◆ Exercise prompt ◆
Extract, from the records beneath this instruction, each line that contains the word "heading".

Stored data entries
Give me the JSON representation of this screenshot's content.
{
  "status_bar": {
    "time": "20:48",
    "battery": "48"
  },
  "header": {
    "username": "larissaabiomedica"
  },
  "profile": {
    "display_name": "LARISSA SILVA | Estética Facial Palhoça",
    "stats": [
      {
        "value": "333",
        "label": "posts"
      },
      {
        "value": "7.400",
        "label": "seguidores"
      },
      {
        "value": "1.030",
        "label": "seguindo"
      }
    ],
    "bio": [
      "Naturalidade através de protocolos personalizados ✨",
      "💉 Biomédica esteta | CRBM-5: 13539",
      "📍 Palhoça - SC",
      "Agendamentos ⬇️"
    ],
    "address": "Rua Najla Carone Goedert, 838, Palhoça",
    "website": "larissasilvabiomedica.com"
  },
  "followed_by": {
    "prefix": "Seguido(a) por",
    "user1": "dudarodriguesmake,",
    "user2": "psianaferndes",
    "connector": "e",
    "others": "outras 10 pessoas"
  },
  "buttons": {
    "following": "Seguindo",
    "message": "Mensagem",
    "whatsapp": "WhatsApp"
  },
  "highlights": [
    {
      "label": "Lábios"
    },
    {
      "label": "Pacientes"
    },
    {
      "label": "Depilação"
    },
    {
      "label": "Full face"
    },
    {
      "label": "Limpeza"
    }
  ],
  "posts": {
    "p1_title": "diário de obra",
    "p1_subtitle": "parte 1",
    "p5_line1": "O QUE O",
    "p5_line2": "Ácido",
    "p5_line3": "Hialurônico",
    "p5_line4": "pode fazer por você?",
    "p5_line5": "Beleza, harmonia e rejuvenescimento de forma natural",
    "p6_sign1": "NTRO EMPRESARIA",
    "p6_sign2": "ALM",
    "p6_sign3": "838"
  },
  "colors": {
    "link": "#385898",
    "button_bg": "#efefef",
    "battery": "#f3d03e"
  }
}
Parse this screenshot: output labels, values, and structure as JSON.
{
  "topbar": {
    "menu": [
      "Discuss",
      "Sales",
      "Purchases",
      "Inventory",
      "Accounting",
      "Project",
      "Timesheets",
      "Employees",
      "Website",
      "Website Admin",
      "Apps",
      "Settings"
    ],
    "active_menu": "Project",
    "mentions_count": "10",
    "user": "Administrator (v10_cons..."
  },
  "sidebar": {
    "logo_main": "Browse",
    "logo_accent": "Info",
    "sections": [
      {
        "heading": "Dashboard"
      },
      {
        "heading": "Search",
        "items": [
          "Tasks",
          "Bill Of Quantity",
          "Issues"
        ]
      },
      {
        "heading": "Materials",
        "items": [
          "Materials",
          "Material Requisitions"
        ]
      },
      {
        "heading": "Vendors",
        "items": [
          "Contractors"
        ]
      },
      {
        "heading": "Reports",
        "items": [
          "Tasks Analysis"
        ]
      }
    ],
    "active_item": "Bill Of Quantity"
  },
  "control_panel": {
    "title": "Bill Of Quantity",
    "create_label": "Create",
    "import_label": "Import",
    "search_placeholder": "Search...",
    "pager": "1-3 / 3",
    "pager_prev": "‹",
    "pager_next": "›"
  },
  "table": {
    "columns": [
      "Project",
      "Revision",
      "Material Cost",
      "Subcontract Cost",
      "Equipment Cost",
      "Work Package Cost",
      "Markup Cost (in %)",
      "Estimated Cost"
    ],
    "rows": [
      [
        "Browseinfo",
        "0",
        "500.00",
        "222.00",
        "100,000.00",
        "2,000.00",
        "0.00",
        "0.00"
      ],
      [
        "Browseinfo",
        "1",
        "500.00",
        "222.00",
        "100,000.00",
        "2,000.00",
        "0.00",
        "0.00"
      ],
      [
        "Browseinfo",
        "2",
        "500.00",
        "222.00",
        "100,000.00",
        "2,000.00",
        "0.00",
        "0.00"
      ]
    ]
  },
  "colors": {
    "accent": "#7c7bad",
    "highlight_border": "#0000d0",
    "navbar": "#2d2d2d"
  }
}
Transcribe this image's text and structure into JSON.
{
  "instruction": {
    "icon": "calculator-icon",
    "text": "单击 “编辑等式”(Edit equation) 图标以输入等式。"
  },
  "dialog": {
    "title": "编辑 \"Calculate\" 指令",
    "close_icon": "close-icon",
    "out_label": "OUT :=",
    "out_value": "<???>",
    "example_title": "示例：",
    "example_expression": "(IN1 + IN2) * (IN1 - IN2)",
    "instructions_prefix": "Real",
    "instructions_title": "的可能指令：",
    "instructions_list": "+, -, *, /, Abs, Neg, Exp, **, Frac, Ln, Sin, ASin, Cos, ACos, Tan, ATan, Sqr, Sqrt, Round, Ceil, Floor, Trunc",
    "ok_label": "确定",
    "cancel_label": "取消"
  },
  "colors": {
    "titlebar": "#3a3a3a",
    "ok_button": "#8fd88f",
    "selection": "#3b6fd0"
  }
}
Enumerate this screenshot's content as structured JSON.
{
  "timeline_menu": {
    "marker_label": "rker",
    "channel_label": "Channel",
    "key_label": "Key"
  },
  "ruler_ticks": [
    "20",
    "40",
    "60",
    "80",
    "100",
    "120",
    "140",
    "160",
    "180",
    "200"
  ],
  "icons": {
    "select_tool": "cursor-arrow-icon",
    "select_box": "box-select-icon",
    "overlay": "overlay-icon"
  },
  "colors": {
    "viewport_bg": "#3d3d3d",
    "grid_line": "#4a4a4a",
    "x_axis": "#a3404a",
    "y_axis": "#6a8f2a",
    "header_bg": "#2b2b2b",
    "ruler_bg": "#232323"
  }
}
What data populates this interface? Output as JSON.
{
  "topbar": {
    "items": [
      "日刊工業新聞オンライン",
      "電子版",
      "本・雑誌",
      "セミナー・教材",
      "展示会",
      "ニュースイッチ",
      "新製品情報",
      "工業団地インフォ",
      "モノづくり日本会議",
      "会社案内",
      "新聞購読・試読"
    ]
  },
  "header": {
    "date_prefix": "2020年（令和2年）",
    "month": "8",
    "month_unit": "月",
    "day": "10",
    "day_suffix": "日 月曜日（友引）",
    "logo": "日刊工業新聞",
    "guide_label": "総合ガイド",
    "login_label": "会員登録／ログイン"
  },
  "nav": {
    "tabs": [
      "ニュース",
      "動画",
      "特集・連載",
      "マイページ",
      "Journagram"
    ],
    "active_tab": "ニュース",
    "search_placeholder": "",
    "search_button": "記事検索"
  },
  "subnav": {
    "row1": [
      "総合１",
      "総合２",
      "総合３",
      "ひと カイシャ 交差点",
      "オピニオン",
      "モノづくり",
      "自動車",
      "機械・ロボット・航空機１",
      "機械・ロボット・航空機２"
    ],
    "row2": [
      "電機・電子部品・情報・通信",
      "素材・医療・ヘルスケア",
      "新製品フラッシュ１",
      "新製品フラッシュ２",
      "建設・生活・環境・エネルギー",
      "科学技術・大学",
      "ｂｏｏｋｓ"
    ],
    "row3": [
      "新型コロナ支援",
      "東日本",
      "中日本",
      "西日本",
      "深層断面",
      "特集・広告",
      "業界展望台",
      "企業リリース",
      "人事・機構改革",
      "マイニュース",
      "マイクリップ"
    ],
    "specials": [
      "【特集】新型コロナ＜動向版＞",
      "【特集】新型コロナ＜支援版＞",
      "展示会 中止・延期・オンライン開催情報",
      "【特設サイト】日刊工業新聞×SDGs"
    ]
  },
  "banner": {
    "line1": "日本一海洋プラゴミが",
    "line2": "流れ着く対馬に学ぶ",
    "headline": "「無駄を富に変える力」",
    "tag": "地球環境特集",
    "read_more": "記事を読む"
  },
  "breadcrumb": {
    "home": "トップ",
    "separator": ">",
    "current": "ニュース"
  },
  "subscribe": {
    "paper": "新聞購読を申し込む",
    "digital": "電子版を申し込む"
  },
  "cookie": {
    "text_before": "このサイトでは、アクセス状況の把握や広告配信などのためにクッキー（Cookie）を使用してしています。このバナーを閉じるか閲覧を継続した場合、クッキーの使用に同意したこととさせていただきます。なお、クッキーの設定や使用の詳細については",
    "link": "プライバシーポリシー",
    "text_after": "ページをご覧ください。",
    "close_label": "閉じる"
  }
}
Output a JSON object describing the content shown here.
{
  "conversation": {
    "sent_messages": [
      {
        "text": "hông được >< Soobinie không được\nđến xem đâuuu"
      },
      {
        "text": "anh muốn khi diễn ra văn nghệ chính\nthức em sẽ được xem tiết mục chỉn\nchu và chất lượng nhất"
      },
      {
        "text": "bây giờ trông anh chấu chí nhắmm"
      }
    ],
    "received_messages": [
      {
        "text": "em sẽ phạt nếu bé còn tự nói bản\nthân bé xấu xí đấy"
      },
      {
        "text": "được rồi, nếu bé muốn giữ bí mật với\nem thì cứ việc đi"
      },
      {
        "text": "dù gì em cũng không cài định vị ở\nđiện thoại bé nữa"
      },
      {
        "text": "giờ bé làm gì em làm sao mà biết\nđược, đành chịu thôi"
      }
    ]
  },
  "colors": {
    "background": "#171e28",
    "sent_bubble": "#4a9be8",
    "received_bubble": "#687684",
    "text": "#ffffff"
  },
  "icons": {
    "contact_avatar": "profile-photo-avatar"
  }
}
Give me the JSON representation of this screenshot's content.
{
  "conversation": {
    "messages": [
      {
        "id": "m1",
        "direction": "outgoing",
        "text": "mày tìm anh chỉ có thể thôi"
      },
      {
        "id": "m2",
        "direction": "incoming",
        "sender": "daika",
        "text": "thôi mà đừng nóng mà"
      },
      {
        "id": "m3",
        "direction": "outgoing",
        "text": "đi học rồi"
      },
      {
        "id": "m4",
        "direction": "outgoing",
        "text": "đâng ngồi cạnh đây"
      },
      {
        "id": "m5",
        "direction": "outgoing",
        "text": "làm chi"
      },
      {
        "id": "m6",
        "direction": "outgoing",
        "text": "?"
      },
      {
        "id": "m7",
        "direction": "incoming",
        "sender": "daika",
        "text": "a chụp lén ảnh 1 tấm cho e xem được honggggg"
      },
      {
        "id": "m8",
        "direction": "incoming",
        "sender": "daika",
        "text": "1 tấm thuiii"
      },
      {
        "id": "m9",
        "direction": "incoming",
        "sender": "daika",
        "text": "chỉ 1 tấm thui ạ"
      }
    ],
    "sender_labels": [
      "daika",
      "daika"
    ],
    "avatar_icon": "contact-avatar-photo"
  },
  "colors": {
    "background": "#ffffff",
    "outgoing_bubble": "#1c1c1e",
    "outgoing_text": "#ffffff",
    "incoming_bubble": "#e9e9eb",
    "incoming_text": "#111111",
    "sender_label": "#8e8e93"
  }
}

◆ Complete answer ◆
        "heading": "Dashboard"
        "heading": "Search",
        "heading": "Materials",
        "heading": "Vendors",
        "heading": "Reports",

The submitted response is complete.